Work to do: Which lines include the word "opiniones"? Copy each of them.

[Stored dataset items]
- - - -
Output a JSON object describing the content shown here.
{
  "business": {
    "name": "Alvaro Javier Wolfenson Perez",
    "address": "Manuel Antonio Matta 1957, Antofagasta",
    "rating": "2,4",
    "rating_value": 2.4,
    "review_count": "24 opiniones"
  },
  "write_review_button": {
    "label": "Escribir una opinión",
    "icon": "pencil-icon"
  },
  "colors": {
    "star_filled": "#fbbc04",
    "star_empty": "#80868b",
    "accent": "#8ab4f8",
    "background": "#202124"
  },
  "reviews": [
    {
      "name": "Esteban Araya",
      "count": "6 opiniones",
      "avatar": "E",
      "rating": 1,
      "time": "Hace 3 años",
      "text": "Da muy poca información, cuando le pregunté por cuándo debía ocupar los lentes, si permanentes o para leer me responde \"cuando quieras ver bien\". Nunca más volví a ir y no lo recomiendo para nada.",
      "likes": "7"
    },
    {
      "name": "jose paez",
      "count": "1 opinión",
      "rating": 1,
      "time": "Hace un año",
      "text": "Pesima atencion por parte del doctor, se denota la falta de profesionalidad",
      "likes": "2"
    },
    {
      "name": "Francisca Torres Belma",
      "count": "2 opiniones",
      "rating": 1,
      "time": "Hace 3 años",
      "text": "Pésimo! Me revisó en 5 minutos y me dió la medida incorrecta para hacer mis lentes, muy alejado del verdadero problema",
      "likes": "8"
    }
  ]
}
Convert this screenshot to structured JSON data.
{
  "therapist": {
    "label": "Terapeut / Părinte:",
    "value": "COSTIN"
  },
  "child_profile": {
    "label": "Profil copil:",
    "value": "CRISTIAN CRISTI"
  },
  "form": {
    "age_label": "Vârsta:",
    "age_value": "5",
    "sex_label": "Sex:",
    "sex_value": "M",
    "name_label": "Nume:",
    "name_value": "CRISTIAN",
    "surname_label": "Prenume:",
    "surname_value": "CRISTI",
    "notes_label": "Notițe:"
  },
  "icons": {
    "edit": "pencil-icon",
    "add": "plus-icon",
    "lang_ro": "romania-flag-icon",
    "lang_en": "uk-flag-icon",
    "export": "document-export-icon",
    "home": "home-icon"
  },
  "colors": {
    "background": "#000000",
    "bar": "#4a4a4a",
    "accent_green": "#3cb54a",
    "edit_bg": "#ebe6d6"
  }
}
- - - -
Problem solution:
    "review_count": "24 opiniones"
      "count": "6 opiniones",
      "count": "2 opiniones",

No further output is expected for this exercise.